## SET TASK:
Look for the string "Tagln" and copy every line that has it.

Dataset items
□ □ □ □

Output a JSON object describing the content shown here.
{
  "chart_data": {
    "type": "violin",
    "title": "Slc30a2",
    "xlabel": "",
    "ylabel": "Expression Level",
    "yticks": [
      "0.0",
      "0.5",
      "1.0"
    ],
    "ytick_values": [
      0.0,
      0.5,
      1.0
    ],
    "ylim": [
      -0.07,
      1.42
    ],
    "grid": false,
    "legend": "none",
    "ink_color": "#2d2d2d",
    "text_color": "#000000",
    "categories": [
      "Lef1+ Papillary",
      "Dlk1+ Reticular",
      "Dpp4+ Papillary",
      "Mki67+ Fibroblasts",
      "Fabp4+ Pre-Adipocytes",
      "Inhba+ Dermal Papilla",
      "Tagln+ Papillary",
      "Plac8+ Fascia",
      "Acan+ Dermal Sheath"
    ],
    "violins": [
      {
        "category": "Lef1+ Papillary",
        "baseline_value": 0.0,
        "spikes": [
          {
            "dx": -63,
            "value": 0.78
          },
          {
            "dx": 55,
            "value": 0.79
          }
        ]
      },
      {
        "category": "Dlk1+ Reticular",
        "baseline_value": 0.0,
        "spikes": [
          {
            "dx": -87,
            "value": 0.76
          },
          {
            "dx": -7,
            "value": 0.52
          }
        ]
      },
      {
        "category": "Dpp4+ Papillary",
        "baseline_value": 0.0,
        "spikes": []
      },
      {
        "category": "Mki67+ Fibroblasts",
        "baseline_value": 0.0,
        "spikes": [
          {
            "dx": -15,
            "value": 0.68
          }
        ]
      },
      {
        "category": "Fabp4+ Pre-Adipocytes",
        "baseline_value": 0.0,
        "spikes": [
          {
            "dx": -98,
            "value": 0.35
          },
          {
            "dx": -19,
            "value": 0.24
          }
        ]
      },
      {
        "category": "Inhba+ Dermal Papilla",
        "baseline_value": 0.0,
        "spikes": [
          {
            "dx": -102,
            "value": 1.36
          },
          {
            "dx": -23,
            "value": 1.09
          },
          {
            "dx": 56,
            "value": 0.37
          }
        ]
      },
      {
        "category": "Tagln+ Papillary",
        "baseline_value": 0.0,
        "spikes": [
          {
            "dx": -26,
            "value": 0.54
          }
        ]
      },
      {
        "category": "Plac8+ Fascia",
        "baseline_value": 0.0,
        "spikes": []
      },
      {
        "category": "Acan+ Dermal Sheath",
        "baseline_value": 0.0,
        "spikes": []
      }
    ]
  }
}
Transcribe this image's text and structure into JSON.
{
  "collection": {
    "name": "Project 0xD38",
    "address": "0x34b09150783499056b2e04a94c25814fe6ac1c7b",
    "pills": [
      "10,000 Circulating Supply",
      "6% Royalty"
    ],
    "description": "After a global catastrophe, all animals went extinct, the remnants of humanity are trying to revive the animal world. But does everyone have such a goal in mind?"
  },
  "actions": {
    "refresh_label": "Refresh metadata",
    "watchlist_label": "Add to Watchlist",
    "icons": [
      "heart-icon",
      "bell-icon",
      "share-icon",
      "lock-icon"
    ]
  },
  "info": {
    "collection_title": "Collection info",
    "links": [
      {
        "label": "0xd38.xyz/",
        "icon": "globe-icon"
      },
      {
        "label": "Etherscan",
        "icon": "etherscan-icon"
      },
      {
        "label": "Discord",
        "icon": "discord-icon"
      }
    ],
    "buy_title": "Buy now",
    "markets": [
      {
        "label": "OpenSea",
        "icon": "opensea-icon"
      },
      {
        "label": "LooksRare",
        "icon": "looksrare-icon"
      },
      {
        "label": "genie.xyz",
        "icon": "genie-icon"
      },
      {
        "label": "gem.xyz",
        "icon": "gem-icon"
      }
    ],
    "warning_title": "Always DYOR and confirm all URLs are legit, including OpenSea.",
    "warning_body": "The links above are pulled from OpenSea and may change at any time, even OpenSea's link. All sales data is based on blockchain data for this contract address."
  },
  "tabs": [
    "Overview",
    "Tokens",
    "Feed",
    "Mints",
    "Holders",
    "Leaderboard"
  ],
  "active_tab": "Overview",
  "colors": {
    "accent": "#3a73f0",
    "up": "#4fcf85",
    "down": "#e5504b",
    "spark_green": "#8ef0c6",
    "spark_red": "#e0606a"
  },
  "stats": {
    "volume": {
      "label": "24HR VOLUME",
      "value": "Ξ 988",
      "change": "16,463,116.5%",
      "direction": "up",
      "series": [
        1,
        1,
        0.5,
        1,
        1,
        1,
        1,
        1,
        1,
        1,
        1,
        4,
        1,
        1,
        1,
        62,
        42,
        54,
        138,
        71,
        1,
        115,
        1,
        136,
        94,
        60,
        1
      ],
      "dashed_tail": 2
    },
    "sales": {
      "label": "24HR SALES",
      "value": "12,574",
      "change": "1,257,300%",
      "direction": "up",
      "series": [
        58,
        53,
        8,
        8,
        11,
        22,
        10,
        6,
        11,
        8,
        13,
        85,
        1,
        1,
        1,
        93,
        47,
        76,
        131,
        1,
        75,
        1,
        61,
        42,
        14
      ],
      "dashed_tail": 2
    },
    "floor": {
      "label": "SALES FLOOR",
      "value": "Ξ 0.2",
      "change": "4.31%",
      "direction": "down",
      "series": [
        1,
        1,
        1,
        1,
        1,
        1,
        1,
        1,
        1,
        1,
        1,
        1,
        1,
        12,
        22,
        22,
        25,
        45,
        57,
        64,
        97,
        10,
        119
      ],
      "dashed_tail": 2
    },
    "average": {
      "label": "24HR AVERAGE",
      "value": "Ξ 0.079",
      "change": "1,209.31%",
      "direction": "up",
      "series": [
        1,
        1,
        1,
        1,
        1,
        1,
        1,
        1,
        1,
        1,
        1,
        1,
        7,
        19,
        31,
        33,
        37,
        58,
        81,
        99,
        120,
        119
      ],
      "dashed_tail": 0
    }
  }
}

□ □ □ □

## ANSWER FOR THIS EXERCISE:
      "Tagln+ Papillary",
        "category": "Tagln+ Papillary",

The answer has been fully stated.